### TASK DETAILS
In the entries that follow, how many lines hold the string "this"? Give only that number.

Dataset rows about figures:
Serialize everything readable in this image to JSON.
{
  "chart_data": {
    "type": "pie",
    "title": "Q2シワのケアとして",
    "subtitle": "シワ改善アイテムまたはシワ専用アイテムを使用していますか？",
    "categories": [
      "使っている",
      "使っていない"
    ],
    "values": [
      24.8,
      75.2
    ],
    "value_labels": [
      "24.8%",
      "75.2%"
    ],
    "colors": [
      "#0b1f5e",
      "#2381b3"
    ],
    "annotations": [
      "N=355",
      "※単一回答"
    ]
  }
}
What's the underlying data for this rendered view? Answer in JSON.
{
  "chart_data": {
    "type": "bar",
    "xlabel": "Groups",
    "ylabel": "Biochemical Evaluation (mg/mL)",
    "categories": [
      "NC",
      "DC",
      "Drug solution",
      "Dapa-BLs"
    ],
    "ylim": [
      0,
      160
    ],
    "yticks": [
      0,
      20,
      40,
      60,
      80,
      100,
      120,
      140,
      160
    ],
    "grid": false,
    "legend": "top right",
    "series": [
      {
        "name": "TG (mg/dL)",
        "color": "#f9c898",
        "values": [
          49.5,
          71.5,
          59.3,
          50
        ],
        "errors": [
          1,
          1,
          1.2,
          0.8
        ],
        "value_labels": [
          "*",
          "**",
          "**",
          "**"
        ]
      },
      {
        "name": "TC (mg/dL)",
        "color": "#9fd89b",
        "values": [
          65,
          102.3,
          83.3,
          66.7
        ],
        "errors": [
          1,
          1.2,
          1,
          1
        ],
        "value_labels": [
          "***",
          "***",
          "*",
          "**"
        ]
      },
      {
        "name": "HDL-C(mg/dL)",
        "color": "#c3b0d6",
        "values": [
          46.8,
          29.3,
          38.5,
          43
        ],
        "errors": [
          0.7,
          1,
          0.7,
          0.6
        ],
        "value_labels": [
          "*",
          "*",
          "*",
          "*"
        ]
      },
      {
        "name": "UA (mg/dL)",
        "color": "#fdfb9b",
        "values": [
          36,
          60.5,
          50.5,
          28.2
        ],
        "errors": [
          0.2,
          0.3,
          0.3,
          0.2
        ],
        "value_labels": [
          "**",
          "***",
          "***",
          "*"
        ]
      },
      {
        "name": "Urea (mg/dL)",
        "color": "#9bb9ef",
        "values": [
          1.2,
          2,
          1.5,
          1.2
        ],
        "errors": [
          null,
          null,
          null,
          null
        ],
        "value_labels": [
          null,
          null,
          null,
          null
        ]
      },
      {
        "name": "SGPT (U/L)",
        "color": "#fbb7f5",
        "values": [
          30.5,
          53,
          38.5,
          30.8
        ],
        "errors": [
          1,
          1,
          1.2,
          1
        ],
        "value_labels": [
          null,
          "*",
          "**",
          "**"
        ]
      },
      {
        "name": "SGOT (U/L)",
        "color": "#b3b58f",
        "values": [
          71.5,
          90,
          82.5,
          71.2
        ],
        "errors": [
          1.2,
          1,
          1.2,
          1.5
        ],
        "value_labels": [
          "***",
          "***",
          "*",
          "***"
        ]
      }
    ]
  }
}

### TASK RESPONSE
2